PROVIDED RECORDS>
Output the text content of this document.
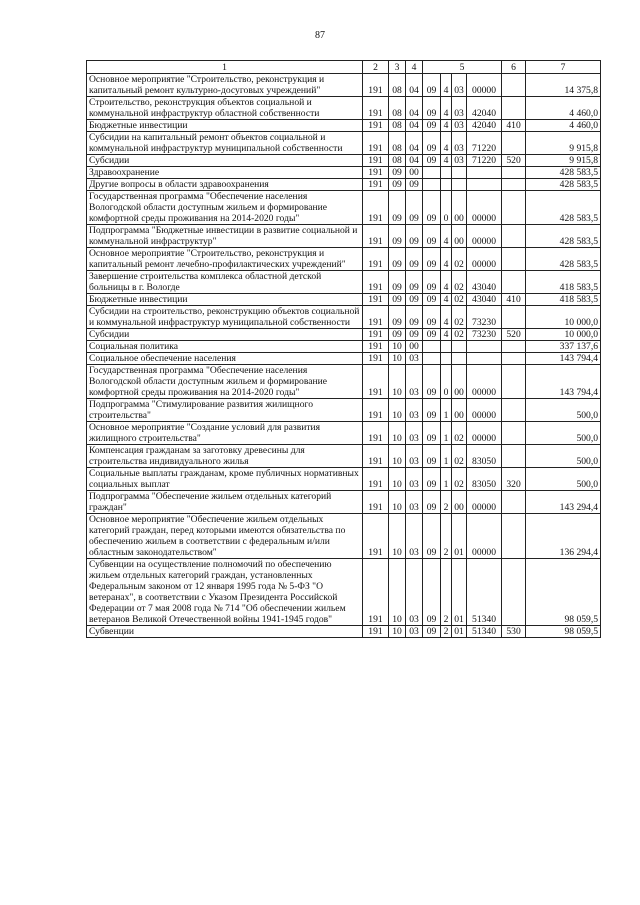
87
1	2	3	4	5				6	7
Основное мероприятие "Строительство, реконструкция и капитальный ремонт культурно-досуговых учреждений"	191	08	04	09	4	03	00000		14 375,8
Строительство, реконструкция объектов социальной и коммунальной инфраструктур областной собственности	191	08	04	09	4	03	42040		4 460,0
Бюджетные инвестиции	191	08	04	09	4	03	42040	410	4 460,0
Субсидии на капитальный ремонт объектов социальной и коммунальной инфраструктур муниципальной собственности	191	08	04	09	4	03	71220		9 915,8
Субсидии	191	08	04	09	4	03	71220	520	9 915,8
Здравоохранение	191	09	00						428 583,5
Другие вопросы в области здравоохранения	191	09	09						428 583,5
Государственная программа "Обеспечение населения Вологодской области доступным жильем и формирование комфортной среды проживания на 2014-2020 годы"	191	09	09	09	0	00	00000		428 583,5
Подпрограмма "Бюджетные инвестиции в развитие социальной и коммунальной инфраструктур"	191	09	09	09	4	00	00000		428 583,5
Основное мероприятие "Строительство, реконструкция и капитальный ремонт лечебно-профилактических учреждений"	191	09	09	09	4	02	00000		428 583,5
Завершение строительства комплекса областной детской больницы в г. Вологде	191	09	09	09	4	02	43040		418 583,5
Бюджетные инвестиции	191	09	09	09	4	02	43040	410	418 583,5
Субсидии на строительство, реконструкцию объектов социальной и коммунальной инфраструктур муниципальной собственности	191	09	09	09	4	02	73230		10 000,0
Субсидии	191	09	09	09	4	02	73230	520	10 000,0
Социальная политика	191	10	00						337 137,6
Социальное обеспечение населения	191	10	03						143 794,4
Государственная программа "Обеспечение населения Вологодской области доступным жильем и формирование комфортной среды проживания на 2014-2020 годы"	191	10	03	09	0	00	00000		143 794,4
Подпрограмма "Стимулирование развития жилищного строительства"	191	10	03	09	1	00	00000		500,0
Основное мероприятие "Создание условий для развития жилищного строительства"	191	10	03	09	1	02	00000		500,0
Компенсация гражданам за заготовку древесины для строительства индивидуального жилья	191	10	03	09	1	02	83050		500,0
Социальные выплаты гражданам, кроме публичных нормативных социальных выплат	191	10	03	09	1	02	83050	320	500,0
Подпрограмма "Обеспечение жильем отдельных категорий граждан"	191	10	03	09	2	00	00000		143 294,4
Основное мероприятие "Обеспечение жильем отдельных категорий граждан, перед которыми имеются обязательства по обеспечению жильем в соответствии с федеральным и/или областным законодательством"	191	10	03	09	2	01	00000		136 294,4
Субвенции на осуществление полномочий по обеспечению жильем отдельных категорий граждан, установленных Федеральным законом от 12 января 1995 года № 5-ФЗ "О ветеранах", в соответствии с Указом Президента Российской Федерации от 7 мая 2008 года № 714 "Об обеспечении жильем ветеранов Великой Отечественной войны 1941-1945 годов"	191	10	03	09	2	01	51340		98 059,5
Субвенции	191	10	03	09	2	01	51340	530	98 059,5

WHAT IS REQUIRED>
Reproduce the whole listing word for word, setting aside any pictures.

RESULT BELOW>
Output the text content of this document.
87
1	2	3	4	5				6	7
Основное мероприятие "Строительство, реконструкция и капитальный ремонт культурно-досуговых учреждений"	191	08	04	09	4	03	00000		14 375,8
Строительство, реконструкция объектов социальной и коммунальной инфраструктур областной собственности	191	08	04	09	4	03	42040		4 460,0
Бюджетные инвестиции	191	08	04	09	4	03	42040	410	4 460,0
Субсидии на капитальный ремонт объектов социальной и коммунальной инфраструктур муниципальной собственности	191	08	04	09	4	03	71220		9 915,8
Субсидии	191	08	04	09	4	03	71220	520	9 915,8
Здравоохранение	191	09	00						428 583,5
Другие вопросы в области здравоохранения	191	09	09						428 583,5
Государственная программа "Обеспечение населения Вологодской области доступным жильем и формирование комфортной среды проживания на 2014-2020 годы"	191	09	09	09	0	00	00000		428 583,5
Подпрограмма "Бюджетные инвестиции в развитие социальной и коммунальной инфраструктур"	191	09	09	09	4	00	00000		428 583,5
Основное мероприятие "Строительство, реконструкция и капитальный ремонт лечебно-профилактических учреждений"	191	09	09	09	4	02	00000		428 583,5
Завершение строительства комплекса областной детской больницы в г. Вологде	191	09	09	09	4	02	43040		418 583,5
Бюджетные инвестиции	191	09	09	09	4	02	43040	410	418 583,5
Субсидии на строительство, реконструкцию объектов социальной и коммунальной инфраструктур муниципальной собственности	191	09	09	09	4	02	73230		10 000,0
Субсидии	191	09	09	09	4	02	73230	520	10 000,0
Социальная политика	191	10	00						337 137,6
Социальное обеспечение населения	191	10	03						143 794,4
Государственная программа "Обеспечение населения Вологодской области доступным жильем и формирование комфортной среды проживания на 2014-2020 годы"	191	10	03	09	0	00	00000		143 794,4
Подпрограмма "Стимулирование развития жилищного строительства"	191	10	03	09	1	00	00000		500,0
Основное мероприятие "Создание условий для развития жилищного строительства"	191	10	03	09	1	02	00000		500,0
Компенсация гражданам за заготовку древесины для строительства индивидуального жилья	191	10	03	09	1	02	83050		500,0
Социальные выплаты гражданам, кроме публичных нормативных социальных выплат	191	10	03	09	1	02	83050	320	500,0
Подпрограмма "Обеспечение жильем отдельных категорий граждан"	191	10	03	09	2	00	00000		143 294,4
Основное мероприятие "Обеспечение жильем отдельных категорий граждан, перед которыми имеются обязательства по обеспечению жильем в соответствии с федеральным и/или областным законодательством"	191	10	03	09	2	01	00000		136 294,4
Субвенции на осуществление полномочий по обеспечению жильем отдельных категорий граждан, установленных Федеральным законом от 12 января 1995 года № 5-ФЗ "О ветеранах", в соответствии с Указом Президента Российской Федерации от 7 мая 2008 года № 714 "Об обеспечении жильем ветеранов Великой Отечественной войны 1941-1945 годов"	191	10	03	09	2	01	51340		98 059,5
Субвенции	191	10	03	09	2	01	51340	530	98 059,5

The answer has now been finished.